- [Task statement]
Transcribe the records below exactly as they appear.

- [Rows from a dataset]
+ + + + +

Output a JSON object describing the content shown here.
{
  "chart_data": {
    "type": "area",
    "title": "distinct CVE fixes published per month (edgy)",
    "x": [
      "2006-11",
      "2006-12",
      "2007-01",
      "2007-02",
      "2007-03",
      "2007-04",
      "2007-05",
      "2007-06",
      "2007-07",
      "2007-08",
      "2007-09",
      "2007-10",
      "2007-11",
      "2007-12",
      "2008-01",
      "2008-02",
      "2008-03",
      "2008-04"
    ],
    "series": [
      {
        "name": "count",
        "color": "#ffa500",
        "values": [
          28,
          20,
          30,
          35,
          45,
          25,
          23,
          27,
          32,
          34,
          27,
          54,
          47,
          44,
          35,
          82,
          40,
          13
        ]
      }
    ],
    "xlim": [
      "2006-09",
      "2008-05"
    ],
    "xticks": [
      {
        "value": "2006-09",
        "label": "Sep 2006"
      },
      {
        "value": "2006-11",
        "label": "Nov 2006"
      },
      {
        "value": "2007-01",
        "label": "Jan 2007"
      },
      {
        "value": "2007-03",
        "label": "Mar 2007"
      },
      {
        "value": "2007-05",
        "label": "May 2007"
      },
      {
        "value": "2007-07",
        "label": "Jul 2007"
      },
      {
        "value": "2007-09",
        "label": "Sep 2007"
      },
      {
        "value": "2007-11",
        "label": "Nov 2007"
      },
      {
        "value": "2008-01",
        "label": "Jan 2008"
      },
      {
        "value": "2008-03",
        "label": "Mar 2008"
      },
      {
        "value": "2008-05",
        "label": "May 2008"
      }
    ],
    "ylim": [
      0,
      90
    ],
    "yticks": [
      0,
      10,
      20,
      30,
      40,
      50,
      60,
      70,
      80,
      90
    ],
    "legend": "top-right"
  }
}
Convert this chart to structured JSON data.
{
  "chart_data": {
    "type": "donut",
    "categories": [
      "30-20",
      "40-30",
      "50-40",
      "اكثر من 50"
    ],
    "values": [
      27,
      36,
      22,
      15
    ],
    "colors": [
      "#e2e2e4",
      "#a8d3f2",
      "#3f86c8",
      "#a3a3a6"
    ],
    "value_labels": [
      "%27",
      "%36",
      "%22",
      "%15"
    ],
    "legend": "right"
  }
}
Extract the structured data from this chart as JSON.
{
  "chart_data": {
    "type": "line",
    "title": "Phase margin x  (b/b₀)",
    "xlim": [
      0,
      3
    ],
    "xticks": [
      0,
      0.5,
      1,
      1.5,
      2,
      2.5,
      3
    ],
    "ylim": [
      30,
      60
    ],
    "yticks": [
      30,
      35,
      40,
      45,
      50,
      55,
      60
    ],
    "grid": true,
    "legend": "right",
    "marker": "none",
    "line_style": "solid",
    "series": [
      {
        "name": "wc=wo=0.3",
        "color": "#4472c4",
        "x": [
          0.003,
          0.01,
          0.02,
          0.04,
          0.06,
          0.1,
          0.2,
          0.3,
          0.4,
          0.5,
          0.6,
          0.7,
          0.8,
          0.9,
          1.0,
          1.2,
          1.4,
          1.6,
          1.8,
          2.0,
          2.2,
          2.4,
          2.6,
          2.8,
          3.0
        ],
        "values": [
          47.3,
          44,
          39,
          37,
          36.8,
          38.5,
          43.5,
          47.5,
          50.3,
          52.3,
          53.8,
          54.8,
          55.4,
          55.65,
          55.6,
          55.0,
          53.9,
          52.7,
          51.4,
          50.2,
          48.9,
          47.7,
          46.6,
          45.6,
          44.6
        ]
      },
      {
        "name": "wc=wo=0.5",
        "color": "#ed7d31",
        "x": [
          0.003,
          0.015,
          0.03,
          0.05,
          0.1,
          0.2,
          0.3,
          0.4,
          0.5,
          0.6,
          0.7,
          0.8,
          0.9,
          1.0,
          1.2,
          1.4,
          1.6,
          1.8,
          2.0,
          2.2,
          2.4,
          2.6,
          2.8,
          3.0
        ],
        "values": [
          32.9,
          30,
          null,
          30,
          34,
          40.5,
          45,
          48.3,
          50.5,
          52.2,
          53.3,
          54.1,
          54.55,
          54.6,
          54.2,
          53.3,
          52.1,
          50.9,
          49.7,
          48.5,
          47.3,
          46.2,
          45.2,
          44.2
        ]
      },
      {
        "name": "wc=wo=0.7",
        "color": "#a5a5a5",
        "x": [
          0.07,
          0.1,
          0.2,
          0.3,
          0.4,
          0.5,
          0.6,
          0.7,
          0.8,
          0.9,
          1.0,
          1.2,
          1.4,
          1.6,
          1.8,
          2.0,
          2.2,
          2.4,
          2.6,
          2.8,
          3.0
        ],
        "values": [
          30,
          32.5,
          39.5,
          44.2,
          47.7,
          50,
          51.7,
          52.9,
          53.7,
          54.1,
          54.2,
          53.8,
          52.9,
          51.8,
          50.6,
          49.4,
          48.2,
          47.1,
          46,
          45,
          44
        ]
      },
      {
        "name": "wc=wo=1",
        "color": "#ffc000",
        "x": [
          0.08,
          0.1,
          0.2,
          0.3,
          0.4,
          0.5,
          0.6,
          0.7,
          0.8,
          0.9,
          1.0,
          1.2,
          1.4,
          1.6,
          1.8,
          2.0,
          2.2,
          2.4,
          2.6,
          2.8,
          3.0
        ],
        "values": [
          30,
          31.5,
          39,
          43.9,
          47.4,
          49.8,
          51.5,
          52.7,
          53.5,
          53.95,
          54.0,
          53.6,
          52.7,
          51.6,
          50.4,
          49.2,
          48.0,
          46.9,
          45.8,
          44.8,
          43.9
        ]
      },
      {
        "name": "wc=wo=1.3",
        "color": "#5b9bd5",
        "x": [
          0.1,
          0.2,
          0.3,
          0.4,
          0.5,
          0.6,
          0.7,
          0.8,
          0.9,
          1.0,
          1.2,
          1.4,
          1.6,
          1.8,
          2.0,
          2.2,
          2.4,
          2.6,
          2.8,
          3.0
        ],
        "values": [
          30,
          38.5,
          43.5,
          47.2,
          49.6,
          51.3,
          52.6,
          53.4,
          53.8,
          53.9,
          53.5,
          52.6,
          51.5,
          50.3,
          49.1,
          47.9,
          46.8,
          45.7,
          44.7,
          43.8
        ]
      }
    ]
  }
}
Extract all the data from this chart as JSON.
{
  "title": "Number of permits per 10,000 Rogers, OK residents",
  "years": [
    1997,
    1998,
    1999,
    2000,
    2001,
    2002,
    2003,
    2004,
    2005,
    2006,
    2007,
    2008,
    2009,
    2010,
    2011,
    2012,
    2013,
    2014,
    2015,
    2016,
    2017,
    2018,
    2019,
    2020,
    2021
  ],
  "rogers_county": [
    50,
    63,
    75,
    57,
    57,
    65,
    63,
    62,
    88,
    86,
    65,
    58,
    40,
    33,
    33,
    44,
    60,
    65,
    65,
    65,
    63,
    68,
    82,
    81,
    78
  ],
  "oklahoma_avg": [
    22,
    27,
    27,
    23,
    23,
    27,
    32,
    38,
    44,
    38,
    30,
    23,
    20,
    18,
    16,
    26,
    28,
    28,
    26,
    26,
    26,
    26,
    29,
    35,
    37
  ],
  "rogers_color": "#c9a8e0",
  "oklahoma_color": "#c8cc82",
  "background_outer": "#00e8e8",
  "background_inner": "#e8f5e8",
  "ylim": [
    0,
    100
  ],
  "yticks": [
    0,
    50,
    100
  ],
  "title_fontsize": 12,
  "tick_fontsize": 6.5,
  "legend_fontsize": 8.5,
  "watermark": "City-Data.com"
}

+ + + + +

- [Solution to this exercise]
Output a JSON object describing the content shown here.
{
  "chart_data": {
    "type": "area",
    "title": "distinct CVE fixes published per month (edgy)",
    "x": [
      "2006-11",
      "2006-12",
      "2007-01",
      "2007-02",
      "2007-03",
      "2007-04",
      "2007-05",
      "2007-06",
      "2007-07",
      "2007-08",
      "2007-09",
      "2007-10",
      "2007-11",
      "2007-12",
      "2008-01",
      "2008-02",
      "2008-03",
      "2008-04"
    ],
    "series": [
      {
        "name": "count",
        "color": "#ffa500",
        "values": [
          28,
          20,
          30,
          35,
          45,
          25,
          23,
          27,
          32,
          34,
          27,
          54,
          47,
          44,
          35,
          82,
          40,
          13
        ]
      }
    ],
    "xlim": [
      "2006-09",
      "2008-05"
    ],
    "xticks": [
      {
        "value": "2006-09",
        "label": "Sep 2006"
      },
      {
        "value": "2006-11",
        "label": "Nov 2006"
      },
      {
        "value": "2007-01",
        "label": "Jan 2007"
      },
      {
        "value": "2007-03",
        "label": "Mar 2007"
      },
      {
        "value": "2007-05",
        "label": "May 2007"
      },
      {
        "value": "2007-07",
        "label": "Jul 2007"
      },
      {
        "value": "2007-09",
        "label": "Sep 2007"
      },
      {
        "value": "2007-11",
        "label": "Nov 2007"
      },
      {
        "value": "2008-01",
        "label": "Jan 2008"
      },
      {
        "value": "2008-03",
        "label": "Mar 2008"
      },
      {
        "value": "2008-05",
        "label": "May 2008"
      }
    ],
    "ylim": [
      0,
      90
    ],
    "yticks": [
      0,
      10,
      20,
      30,
      40,
      50,
      60,
      70,
      80,
      90
    ],
    "legend": "top-right"
  }
}
Convert this chart to structured JSON data.
{
  "chart_data": {
    "type": "donut",
    "categories": [
      "30-20",
      "40-30",
      "50-40",
      "اكثر من 50"
    ],
    "values": [
      27,
      36,
      22,
      15
    ],
    "colors": [
      "#e2e2e4",
      "#a8d3f2",
      "#3f86c8",
      "#a3a3a6"
    ],
    "value_labels": [
      "%27",
      "%36",
      "%22",
      "%15"
    ],
    "legend": "right"
  }
}
Extract the structured data from this chart as JSON.
{
  "chart_data": {
    "type": "line",
    "title": "Phase margin x  (b/b₀)",
    "xlim": [
      0,
      3
    ],
    "xticks": [
      0,
      0.5,
      1,
      1.5,
      2,
      2.5,
      3
    ],
    "ylim": [
      30,
      60
    ],
    "yticks": [
      30,
      35,
      40,
      45,
      50,
      55,
      60
    ],
    "grid": true,
    "legend": "right",
    "marker": "none",
    "line_style": "solid",
    "series": [
      {
        "name": "wc=wo=0.3",
        "color": "#4472c4",
        "x": [
          0.003,
          0.01,
          0.02,
          0.04,
          0.06,
          0.1,
          0.2,
          0.3,
          0.4,
          0.5,
          0.6,
          0.7,
          0.8,
          0.9,
          1.0,
          1.2,
          1.4,
          1.6,
          1.8,
          2.0,
          2.2,
          2.4,
          2.6,
          2.8,
          3.0
        ],
        "values": [
          47.3,
          44,
          39,
          37,
          36.8,
          38.5,
          43.5,
          47.5,
          50.3,
          52.3,
          53.8,
          54.8,
          55.4,
          55.65,
          55.6,
          55.0,
          53.9,
          52.7,
          51.4,
          50.2,
          48.9,
          47.7,
          46.6,
          45.6,
          44.6
        ]
      },
      {
        "name": "wc=wo=0.5",
        "color": "#ed7d31",
        "x": [
          0.003,
          0.015,
          0.03,
          0.05,
          0.1,
          0.2,
          0.3,
          0.4,
          0.5,
          0.6,
          0.7,
          0.8,
          0.9,
          1.0,
          1.2,
          1.4,
          1.6,
          1.8,
          2.0,
          2.2,
          2.4,
          2.6,
          2.8,
          3.0
        ],
        "values": [
          32.9,
          30,
          null,
          30,
          34,
          40.5,
          45,
          48.3,
          50.5,
          52.2,
          53.3,
          54.1,
          54.55,
          54.6,
          54.2,
          53.3,
          52.1,
          50.9,
          49.7,
          48.5,
          47.3,
          46.2,
          45.2,
          44.2
        ]
      },
      {
        "name": "wc=wo=0.7",
        "color": "#a5a5a5",
        "x": [
          0.07,
          0.1,
          0.2,
          0.3,
          0.4,
          0.5,
          0.6,
          0.7,
          0.8,
          0.9,
          1.0,
          1.2,
          1.4,
          1.6,
          1.8,
          2.0,
          2.2,
          2.4,
          2.6,
          2.8,
          3.0
        ],
        "values": [
          30,
          32.5,
          39.5,
          44.2,
          47.7,
          50,
          51.7,
          52.9,
          53.7,
          54.1,
          54.2,
          53.8,
          52.9,
          51.8,
          50.6,
          49.4,
          48.2,
          47.1,
          46,
          45,
          44
        ]
      },
      {
        "name": "wc=wo=1",
        "color": "#ffc000",
        "x": [
          0.08,
          0.1,
          0.2,
          0.3,
          0.4,
          0.5,
          0.6,
          0.7,
          0.8,
          0.9,
          1.0,
          1.2,
          1.4,
          1.6,
          1.8,
          2.0,
          2.2,
          2.4,
          2.6,
          2.8,
          3.0
        ],
        "values": [
          30,
          31.5,
          39,
          43.9,
          47.4,
          49.8,
          51.5,
          52.7,
          53.5,
          53.95,
          54.0,
          53.6,
          52.7,
          51.6,
          50.4,
          49.2,
          48.0,
          46.9,
          45.8,
          44.8,
          43.9
        ]
      },
      {
        "name": "wc=wo=1.3",
        "color": "#5b9bd5",
        "x": [
          0.1,
          0.2,
          0.3,
          0.4,
          0.5,
          0.6,
          0.7,
          0.8,
          0.9,
          1.0,
          1.2,
          1.4,
          1.6,
          1.8,
          2.0,
          2.2,
          2.4,
          2.6,
          2.8,
          3.0
        ],
        "values": [
          30,
          38.5,
          43.5,
          47.2,
          49.6,
          51.3,
          52.6,
          53.4,
          53.8,
          53.9,
          53.5,
          52.6,
          51.5,
          50.3,
          49.1,
          47.9,
          46.8,
          45.7,
          44.7,
          43.8
        ]
      }
    ]
  }
}
Extract all the data from this chart as JSON.
{
  "title": "Number of permits per 10,000 Rogers, OK residents",
  "years": [
    1997,
    1998,
    1999,
    2000,
    2001,
    2002,
    2003,
    2004,
    2005,
    2006,
    2007,
    2008,
    2009,
    2010,
    2011,
    2012,
    2013,
    2014,
    2015,
    2016,
    2017,
    2018,
    2019,
    2020,
    2021
  ],
  "rogers_county": [
    50,
    63,
    75,
    57,
    57,
    65,
    63,
    62,
    88,
    86,
    65,
    58,
    40,
    33,
    33,
    44,
    60,
    65,
    65,
    65,
    63,
    68,
    82,
    81,
    78
  ],
  "oklahoma_avg": [
    22,
    27,
    27,
    23,
    23,
    27,
    32,
    38,
    44,
    38,
    30,
    23,
    20,
    18,
    16,
    26,
    28,
    28,
    26,
    26,
    26,
    26,
    29,
    35,
    37
  ],
  "rogers_color": "#c9a8e0",
  "oklahoma_color": "#c8cc82",
  "background_outer": "#00e8e8",
  "background_inner": "#e8f5e8",
  "ylim": [
    0,
    100
  ],
  "yticks": [
    0,
    50,
    100
  ],
  "title_fontsize": 12,
  "tick_fontsize": 6.5,
  "legend_fontsize": 8.5,
  "watermark": "City-Data.com"
}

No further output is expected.